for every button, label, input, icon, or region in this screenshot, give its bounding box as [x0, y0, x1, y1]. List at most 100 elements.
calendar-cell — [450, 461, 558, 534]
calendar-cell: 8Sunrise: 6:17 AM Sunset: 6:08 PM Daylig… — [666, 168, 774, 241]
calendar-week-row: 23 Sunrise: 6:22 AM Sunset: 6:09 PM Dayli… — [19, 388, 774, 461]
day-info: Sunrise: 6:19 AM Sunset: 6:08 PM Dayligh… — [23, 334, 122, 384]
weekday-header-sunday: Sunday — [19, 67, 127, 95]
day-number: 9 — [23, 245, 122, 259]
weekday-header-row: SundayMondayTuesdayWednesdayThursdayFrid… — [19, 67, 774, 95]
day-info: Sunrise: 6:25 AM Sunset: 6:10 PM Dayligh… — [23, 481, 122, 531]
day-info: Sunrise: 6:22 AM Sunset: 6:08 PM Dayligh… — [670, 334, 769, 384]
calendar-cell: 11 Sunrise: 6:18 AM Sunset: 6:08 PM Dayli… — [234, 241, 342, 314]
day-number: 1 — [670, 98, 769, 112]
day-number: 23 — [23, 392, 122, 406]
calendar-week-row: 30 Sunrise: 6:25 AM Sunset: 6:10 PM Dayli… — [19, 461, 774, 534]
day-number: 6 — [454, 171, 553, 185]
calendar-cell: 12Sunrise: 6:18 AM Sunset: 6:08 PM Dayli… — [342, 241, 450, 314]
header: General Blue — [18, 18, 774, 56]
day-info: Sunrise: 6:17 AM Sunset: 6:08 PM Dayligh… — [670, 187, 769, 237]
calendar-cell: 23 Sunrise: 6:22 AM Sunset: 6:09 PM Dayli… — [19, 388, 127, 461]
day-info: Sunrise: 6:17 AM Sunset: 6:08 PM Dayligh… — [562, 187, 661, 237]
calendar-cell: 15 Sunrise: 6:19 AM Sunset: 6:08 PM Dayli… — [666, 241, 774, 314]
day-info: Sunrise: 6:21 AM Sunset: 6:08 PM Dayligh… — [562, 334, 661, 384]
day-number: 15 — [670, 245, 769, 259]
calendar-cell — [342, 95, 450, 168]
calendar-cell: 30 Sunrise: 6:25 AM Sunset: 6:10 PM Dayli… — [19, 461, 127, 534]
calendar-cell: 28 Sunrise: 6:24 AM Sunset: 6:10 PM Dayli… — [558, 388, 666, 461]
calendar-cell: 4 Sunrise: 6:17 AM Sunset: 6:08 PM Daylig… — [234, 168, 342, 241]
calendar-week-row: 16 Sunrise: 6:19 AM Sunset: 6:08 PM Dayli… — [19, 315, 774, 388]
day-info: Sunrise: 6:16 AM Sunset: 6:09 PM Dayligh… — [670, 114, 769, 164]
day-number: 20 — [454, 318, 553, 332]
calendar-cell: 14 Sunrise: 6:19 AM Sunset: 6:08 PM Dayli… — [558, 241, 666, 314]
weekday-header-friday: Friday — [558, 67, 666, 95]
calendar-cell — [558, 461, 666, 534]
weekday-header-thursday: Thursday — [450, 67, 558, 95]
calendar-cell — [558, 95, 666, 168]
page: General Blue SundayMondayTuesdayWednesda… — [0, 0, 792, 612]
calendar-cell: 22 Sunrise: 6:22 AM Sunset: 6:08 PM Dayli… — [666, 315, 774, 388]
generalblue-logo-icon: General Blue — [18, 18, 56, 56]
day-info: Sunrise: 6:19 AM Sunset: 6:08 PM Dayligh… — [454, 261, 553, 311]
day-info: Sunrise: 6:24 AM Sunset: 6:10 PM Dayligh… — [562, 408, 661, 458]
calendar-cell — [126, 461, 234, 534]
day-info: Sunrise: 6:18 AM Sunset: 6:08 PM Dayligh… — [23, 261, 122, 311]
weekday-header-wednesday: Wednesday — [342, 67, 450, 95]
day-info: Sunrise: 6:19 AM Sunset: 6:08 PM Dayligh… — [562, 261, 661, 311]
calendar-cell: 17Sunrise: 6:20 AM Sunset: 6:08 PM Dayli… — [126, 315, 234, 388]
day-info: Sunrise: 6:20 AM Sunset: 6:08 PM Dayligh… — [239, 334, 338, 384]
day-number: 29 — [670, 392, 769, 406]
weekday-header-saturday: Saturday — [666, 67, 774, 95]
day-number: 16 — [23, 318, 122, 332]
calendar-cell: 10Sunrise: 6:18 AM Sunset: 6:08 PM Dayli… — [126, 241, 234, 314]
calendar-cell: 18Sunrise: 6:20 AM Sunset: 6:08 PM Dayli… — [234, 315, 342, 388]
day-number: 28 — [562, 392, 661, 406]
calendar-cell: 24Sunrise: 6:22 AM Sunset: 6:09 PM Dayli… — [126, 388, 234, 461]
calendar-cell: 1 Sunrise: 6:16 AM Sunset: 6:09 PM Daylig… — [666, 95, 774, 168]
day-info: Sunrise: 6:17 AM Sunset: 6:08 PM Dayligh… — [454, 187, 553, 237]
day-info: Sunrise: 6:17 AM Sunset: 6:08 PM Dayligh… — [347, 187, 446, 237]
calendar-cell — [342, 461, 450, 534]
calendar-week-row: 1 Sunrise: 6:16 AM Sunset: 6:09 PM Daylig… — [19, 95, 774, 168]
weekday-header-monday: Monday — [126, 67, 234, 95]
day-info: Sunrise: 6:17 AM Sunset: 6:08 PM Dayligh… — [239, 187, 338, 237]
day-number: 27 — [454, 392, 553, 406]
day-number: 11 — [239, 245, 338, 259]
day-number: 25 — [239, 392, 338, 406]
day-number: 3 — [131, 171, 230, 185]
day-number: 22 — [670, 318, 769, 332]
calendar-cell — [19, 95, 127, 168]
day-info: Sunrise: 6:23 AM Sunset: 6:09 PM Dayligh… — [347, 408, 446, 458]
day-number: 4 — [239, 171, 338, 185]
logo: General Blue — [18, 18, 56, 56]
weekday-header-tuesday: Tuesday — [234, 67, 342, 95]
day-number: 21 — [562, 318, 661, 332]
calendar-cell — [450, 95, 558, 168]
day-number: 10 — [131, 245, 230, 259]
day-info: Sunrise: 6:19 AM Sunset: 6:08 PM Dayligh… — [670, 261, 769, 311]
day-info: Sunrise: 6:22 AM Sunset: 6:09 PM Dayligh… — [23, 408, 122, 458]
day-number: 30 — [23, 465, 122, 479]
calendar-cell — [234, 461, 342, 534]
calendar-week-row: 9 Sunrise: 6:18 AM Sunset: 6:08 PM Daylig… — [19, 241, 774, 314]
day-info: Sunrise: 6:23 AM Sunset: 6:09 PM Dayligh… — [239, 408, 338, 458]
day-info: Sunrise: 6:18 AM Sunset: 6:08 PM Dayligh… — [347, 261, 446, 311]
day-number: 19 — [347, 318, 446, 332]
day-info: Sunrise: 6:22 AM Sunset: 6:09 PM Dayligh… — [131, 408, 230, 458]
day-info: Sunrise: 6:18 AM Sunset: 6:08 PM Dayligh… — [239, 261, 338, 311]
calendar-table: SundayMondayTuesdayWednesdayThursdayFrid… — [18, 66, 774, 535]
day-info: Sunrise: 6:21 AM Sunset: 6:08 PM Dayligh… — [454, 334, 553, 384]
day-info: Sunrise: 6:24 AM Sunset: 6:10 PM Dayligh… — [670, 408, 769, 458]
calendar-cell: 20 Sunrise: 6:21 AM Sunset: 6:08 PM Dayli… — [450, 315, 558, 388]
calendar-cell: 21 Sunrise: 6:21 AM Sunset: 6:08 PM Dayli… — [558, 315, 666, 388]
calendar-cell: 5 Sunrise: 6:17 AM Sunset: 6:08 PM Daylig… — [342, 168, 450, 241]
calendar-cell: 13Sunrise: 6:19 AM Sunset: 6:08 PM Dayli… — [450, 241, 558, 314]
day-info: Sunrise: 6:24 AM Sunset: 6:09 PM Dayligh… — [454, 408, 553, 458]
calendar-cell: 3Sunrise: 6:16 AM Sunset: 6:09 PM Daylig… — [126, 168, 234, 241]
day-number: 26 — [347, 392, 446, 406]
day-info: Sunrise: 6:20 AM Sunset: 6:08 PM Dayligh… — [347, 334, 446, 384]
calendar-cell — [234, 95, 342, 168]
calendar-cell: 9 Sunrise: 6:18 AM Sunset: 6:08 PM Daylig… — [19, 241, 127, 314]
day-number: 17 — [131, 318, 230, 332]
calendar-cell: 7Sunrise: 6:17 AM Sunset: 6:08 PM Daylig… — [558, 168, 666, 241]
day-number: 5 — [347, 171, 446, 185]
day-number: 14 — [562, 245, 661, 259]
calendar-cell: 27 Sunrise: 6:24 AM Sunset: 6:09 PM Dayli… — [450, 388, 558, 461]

• _Exercise brief_
Quote the listing word for word, starting at its opening line and ending with the line that contains "calendar-cell — [558, 95, 666, 168]", both included.

• _The result_
for every button, label, input, icon, or region in this screenshot, give its bounding box as [x0, y0, x1, y1]. List at most 100 elements.
calendar-cell — [450, 461, 558, 534]
calendar-cell: 8Sunrise: 6:17 AM Sunset: 6:08 PM Daylig… — [666, 168, 774, 241]
calendar-week-row: 23 Sunrise: 6:22 AM Sunset: 6:09 PM Dayli… — [19, 388, 774, 461]
day-info: Sunrise: 6:19 AM Sunset: 6:08 PM Dayligh… — [23, 334, 122, 384]
weekday-header-sunday: Sunday — [19, 67, 127, 95]
day-number: 9 — [23, 245, 122, 259]
weekday-header-row: SundayMondayTuesdayWednesdayThursdayFrid… — [19, 67, 774, 95]
day-info: Sunrise: 6:25 AM Sunset: 6:10 PM Dayligh… — [23, 481, 122, 531]
day-info: Sunrise: 6:22 AM Sunset: 6:08 PM Dayligh… — [670, 334, 769, 384]
calendar-cell: 11 Sunrise: 6:18 AM Sunset: 6:08 PM Dayli… — [234, 241, 342, 314]
day-number: 1 — [670, 98, 769, 112]
day-number: 23 — [23, 392, 122, 406]
calendar-week-row: 30 Sunrise: 6:25 AM Sunset: 6:10 PM Dayli… — [19, 461, 774, 534]
day-number: 6 — [454, 171, 553, 185]
calendar-cell: 12Sunrise: 6:18 AM Sunset: 6:08 PM Dayli… — [342, 241, 450, 314]
header: General Blue — [18, 18, 774, 56]
day-info: Sunrise: 6:17 AM Sunset: 6:08 PM Dayligh… — [670, 187, 769, 237]
calendar-cell: 23 Sunrise: 6:22 AM Sunset: 6:09 PM Dayli… — [19, 388, 127, 461]
day-info: Sunrise: 6:17 AM Sunset: 6:08 PM Dayligh… — [562, 187, 661, 237]
calendar-cell: 15 Sunrise: 6:19 AM Sunset: 6:08 PM Dayli… — [666, 241, 774, 314]
day-info: Sunrise: 6:21 AM Sunset: 6:08 PM Dayligh… — [562, 334, 661, 384]
day-number: 15 — [670, 245, 769, 259]
calendar-cell — [342, 95, 450, 168]
calendar-cell: 30 Sunrise: 6:25 AM Sunset: 6:10 PM Dayli… — [19, 461, 127, 534]
calendar-cell: 28 Sunrise: 6:24 AM Sunset: 6:10 PM Dayli… — [558, 388, 666, 461]
calendar-cell: 4 Sunrise: 6:17 AM Sunset: 6:08 PM Daylig… — [234, 168, 342, 241]
calendar-week-row: 16 Sunrise: 6:19 AM Sunset: 6:08 PM Dayli… — [19, 315, 774, 388]
day-info: Sunrise: 6:16 AM Sunset: 6:09 PM Dayligh… — [670, 114, 769, 164]
day-number: 20 — [454, 318, 553, 332]
calendar-cell: 14 Sunrise: 6:19 AM Sunset: 6:08 PM Dayli… — [558, 241, 666, 314]
weekday-header-friday: Friday — [558, 67, 666, 95]
calendar-cell — [558, 461, 666, 534]
weekday-header-thursday: Thursday — [450, 67, 558, 95]
calendar-cell — [558, 95, 666, 168]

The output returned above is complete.